The problem — Locate each line of the material that contains "color", then return it.

Data provided —
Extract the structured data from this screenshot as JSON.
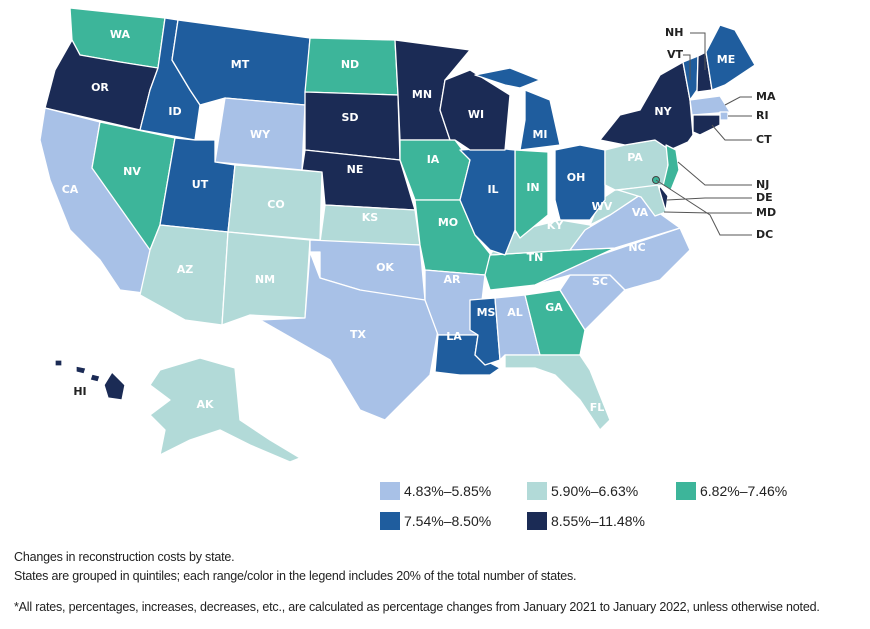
{
  "legend": [
    {
      "range": "4.83%–5.85%",
      "color": "#a8c1e7"
    },
    {
      "range": "5.90%–6.63%",
      "color": "#b2dad8"
    },
    {
      "range": "6.82%–7.46%",
      "color": "#3db59a"
    },
    {
      "range": "7.54%–8.50%",
      "color": "#1f5d9e"
    },
    {
      "range": "8.55%–11.48%",
      "color": "#1b2b55"
    }
  ],
  "states": [
    {
      "abbr": "WA",
      "bin": 2
    },
    {
      "abbr": "OR",
      "bin": 4
    },
    {
      "abbr": "CA",
      "bin": 0
    },
    {
      "abbr": "NV",
      "bin": 2
    },
    {
      "abbr": "ID",
      "bin": 3
    },
    {
      "abbr": "MT",
      "bin": 3
    },
    {
      "abbr": "WY",
      "bin": 0
    },
    {
      "abbr": "UT",
      "bin": 3
    },
    {
      "abbr": "CO",
      "bin": 1
    },
    {
      "abbr": "AZ",
      "bin": 1
    },
    {
      "abbr": "NM",
      "bin": 1
    },
    {
      "abbr": "ND",
      "bin": 2
    },
    {
      "abbr": "SD",
      "bin": 4
    },
    {
      "abbr": "NE",
      "bin": 4
    },
    {
      "abbr": "KS",
      "bin": 1
    },
    {
      "abbr": "OK",
      "bin": 0
    },
    {
      "abbr": "TX",
      "bin": 0
    },
    {
      "abbr": "MN",
      "bin": 4
    },
    {
      "abbr": "IA",
      "bin": 2
    },
    {
      "abbr": "MO",
      "bin": 2
    },
    {
      "abbr": "AR",
      "bin": 0
    },
    {
      "abbr": "LA",
      "bin": 3
    },
    {
      "abbr": "MS",
      "bin": 3
    },
    {
      "abbr": "AL",
      "bin": 0
    },
    {
      "abbr": "GA",
      "bin": 2
    },
    {
      "abbr": "FL",
      "bin": 1
    },
    {
      "abbr": "SC",
      "bin": 0
    },
    {
      "abbr": "NC",
      "bin": 0
    },
    {
      "abbr": "TN",
      "bin": 2
    },
    {
      "abbr": "KY",
      "bin": 1
    },
    {
      "abbr": "VA",
      "bin": 0
    },
    {
      "abbr": "WV",
      "bin": 1
    },
    {
      "abbr": "OH",
      "bin": 3
    },
    {
      "abbr": "IN",
      "bin": 2
    },
    {
      "abbr": "IL",
      "bin": 3
    },
    {
      "abbr": "WI",
      "bin": 4
    },
    {
      "abbr": "MI",
      "bin": 3
    },
    {
      "abbr": "PA",
      "bin": 1
    },
    {
      "abbr": "NY",
      "bin": 4
    },
    {
      "abbr": "VT",
      "bin": 3
    },
    {
      "abbr": "NH",
      "bin": 4
    },
    {
      "abbr": "ME",
      "bin": 3
    },
    {
      "abbr": "MA",
      "bin": 0
    },
    {
      "abbr": "RI",
      "bin": 0
    },
    {
      "abbr": "CT",
      "bin": 4
    },
    {
      "abbr": "NJ",
      "bin": 2
    },
    {
      "abbr": "DE",
      "bin": 4
    },
    {
      "abbr": "MD",
      "bin": 1
    },
    {
      "abbr": "DC",
      "bin": 2
    },
    {
      "abbr": "AK",
      "bin": 1
    },
    {
      "abbr": "HI",
      "bin": 4
    }
  ],
  "notes": {
    "line1": "Changes in reconstruction costs by state.",
    "line2": "States are grouped in quintiles; each range/color in the legend includes 20% of the total number of states.",
    "footnote": "*All rates, percentages, increases, decreases, etc., are calculated as percentage changes from January 2021 to January 2022, unless otherwise noted."
  }
}
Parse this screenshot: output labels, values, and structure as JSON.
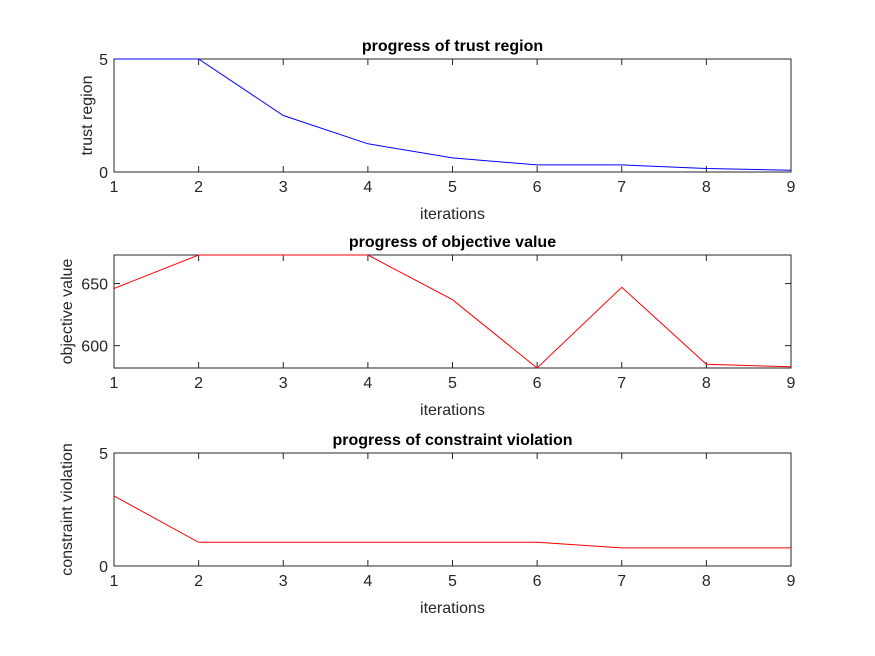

Written answer —
      "color": "#a8c1e7"
      "color": "#b2dad8"
      "color": "#3db59a"
      "color": "#1f5d9e"
      "color": "#1b2b55"
    "line2": "States are grouped in quintiles; each range/color in the legend includes 20% of the total number of states.",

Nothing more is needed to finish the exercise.